# Dataset entries:
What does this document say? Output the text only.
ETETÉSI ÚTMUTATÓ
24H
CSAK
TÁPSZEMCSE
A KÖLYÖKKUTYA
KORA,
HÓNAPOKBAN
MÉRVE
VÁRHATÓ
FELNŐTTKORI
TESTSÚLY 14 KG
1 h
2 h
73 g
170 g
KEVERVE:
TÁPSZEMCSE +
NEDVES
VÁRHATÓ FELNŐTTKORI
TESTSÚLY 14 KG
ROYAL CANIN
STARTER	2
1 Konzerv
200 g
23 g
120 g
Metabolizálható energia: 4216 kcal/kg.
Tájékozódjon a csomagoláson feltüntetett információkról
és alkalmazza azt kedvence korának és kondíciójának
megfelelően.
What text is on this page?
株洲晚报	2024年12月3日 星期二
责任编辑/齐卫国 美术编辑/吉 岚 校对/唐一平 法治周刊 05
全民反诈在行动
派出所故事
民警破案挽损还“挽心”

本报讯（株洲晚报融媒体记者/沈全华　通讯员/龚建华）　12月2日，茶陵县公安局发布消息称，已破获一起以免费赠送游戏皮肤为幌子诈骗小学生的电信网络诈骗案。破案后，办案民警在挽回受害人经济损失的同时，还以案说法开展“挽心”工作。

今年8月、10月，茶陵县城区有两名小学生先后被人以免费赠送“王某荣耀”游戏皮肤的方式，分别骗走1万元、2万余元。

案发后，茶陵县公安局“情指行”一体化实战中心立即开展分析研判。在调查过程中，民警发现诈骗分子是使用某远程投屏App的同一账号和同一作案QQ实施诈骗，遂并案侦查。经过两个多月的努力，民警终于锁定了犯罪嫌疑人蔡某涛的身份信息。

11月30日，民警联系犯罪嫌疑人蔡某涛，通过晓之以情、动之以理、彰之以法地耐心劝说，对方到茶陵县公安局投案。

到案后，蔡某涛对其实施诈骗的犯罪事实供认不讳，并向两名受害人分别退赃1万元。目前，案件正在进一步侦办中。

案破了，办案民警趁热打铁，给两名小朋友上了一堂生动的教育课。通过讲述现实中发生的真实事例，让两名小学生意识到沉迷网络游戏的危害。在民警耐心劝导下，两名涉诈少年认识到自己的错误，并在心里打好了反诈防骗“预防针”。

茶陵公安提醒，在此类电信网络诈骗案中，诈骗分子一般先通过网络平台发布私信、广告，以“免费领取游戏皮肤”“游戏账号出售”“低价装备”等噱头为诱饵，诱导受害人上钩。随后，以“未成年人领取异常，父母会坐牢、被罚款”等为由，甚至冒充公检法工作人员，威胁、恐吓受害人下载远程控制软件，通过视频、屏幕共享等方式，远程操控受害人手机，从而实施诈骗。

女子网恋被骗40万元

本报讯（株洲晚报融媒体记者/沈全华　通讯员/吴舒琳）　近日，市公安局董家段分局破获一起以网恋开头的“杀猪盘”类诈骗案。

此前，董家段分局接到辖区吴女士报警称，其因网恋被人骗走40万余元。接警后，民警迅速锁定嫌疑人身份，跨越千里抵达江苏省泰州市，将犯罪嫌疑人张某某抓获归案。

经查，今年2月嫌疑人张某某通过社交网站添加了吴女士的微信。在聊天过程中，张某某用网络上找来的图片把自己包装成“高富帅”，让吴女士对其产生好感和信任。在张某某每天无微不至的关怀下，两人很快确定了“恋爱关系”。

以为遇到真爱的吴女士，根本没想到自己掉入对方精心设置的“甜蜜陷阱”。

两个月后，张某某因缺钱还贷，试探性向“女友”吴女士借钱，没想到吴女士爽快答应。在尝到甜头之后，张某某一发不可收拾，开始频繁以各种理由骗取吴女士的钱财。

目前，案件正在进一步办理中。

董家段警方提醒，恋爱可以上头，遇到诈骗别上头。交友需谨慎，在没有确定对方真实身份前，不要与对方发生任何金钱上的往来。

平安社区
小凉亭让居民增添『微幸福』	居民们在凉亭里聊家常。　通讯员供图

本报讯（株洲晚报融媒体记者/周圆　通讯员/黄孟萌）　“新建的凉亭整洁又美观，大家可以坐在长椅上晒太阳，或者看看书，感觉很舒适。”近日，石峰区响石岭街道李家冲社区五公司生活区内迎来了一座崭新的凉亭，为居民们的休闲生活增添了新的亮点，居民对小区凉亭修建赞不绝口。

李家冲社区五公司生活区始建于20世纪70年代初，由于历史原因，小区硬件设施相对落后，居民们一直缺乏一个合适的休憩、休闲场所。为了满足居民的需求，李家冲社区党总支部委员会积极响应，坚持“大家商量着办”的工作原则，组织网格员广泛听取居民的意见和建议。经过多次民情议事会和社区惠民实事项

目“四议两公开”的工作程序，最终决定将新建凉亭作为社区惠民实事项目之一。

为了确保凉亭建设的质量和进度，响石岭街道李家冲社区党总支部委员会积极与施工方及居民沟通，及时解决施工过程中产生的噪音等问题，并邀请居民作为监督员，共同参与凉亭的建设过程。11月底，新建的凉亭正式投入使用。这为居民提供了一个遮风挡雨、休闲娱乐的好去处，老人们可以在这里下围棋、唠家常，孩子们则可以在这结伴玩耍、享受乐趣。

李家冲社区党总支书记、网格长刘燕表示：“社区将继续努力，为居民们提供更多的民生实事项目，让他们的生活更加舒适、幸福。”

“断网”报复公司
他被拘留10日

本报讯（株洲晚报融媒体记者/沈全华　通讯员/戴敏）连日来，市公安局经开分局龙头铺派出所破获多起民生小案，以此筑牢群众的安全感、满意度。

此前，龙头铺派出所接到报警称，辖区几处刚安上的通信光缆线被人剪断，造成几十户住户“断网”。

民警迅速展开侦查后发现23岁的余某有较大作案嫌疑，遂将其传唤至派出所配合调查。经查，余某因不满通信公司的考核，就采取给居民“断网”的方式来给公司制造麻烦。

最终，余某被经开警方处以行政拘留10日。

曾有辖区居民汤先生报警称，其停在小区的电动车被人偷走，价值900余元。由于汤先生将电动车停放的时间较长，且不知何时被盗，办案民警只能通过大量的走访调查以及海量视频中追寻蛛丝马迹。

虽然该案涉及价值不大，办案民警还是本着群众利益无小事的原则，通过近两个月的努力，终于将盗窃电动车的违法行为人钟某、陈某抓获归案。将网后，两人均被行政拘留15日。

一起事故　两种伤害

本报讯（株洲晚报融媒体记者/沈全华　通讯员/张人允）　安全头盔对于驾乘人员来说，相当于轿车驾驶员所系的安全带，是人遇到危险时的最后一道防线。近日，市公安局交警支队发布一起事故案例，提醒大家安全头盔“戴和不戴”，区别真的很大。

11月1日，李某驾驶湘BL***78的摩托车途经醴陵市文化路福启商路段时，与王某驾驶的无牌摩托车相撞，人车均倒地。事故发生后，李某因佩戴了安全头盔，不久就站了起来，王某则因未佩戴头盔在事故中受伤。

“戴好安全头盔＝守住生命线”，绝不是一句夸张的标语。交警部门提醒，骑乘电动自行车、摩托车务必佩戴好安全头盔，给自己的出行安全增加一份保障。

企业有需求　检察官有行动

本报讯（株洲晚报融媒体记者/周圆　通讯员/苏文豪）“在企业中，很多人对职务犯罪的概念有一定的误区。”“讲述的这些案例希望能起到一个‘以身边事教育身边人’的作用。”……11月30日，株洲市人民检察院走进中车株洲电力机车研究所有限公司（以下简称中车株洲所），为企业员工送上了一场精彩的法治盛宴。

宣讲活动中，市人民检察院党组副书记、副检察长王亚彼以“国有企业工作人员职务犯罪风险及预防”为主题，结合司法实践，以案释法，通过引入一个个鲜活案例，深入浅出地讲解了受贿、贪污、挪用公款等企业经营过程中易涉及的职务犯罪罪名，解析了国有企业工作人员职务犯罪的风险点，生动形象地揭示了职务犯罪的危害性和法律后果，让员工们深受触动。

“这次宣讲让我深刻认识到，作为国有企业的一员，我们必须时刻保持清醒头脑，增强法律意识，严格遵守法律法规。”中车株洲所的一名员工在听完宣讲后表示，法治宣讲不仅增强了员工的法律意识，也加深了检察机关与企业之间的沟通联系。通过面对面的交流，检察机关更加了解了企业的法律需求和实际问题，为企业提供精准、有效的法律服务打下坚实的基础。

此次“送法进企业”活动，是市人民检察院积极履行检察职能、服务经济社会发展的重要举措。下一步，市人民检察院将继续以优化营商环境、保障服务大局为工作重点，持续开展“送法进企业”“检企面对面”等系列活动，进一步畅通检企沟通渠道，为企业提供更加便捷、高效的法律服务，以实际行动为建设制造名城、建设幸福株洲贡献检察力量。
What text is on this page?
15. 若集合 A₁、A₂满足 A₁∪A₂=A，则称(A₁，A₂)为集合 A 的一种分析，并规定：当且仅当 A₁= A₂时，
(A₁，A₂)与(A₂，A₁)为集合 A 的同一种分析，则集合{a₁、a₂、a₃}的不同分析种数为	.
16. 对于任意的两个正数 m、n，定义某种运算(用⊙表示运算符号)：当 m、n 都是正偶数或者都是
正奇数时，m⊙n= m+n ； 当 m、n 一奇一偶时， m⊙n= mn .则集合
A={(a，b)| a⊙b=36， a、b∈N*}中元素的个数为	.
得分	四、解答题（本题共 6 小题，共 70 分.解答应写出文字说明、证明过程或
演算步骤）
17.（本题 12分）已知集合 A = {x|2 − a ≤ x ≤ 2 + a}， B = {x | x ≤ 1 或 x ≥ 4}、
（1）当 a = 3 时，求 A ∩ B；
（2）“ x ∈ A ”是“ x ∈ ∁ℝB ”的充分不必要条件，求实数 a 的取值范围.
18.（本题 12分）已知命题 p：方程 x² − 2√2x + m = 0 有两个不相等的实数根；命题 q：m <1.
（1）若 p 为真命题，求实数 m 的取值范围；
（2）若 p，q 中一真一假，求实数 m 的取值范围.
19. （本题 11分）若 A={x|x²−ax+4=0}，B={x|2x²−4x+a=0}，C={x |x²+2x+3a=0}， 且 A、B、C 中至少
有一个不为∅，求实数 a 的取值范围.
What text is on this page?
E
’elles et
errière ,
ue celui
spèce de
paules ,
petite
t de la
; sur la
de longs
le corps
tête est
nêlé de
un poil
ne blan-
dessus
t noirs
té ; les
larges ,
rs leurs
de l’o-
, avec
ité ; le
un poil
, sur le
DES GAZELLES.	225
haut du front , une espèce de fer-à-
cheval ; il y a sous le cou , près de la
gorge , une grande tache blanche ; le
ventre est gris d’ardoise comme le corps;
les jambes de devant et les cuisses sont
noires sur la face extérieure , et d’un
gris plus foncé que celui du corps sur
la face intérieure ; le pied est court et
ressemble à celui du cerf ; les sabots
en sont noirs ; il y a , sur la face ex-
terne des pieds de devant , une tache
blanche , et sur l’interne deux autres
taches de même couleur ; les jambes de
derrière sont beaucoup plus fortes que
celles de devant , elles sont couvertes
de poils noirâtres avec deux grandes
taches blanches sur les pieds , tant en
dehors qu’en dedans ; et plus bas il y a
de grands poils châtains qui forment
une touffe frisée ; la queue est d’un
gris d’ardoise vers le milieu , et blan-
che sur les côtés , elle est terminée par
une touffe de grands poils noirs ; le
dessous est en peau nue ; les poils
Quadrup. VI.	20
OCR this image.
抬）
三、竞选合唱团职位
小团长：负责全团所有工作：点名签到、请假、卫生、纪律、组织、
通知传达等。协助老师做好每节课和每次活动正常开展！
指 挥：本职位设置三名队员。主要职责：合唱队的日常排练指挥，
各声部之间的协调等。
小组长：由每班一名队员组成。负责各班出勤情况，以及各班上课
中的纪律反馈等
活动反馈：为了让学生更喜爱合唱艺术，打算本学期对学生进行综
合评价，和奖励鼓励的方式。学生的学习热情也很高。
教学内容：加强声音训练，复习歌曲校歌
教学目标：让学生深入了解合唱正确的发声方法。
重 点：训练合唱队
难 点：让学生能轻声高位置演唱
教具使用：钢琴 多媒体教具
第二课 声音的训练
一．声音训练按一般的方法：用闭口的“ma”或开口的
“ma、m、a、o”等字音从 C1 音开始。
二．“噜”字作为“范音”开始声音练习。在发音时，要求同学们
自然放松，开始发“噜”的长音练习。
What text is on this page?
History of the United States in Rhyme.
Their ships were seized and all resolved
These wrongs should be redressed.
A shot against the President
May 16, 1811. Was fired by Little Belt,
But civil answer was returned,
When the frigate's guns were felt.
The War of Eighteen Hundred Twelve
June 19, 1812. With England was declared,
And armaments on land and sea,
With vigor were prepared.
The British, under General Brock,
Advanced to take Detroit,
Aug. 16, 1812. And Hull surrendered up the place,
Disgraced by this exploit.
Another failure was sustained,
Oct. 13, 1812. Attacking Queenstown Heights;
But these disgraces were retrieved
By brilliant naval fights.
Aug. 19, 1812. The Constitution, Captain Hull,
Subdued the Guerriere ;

# Requirement:
Copy every line of the listing containing the string "taches".

# Solution to this task:
taches de même couleur ; les jambes de
taches blanches sur les pieds , tant en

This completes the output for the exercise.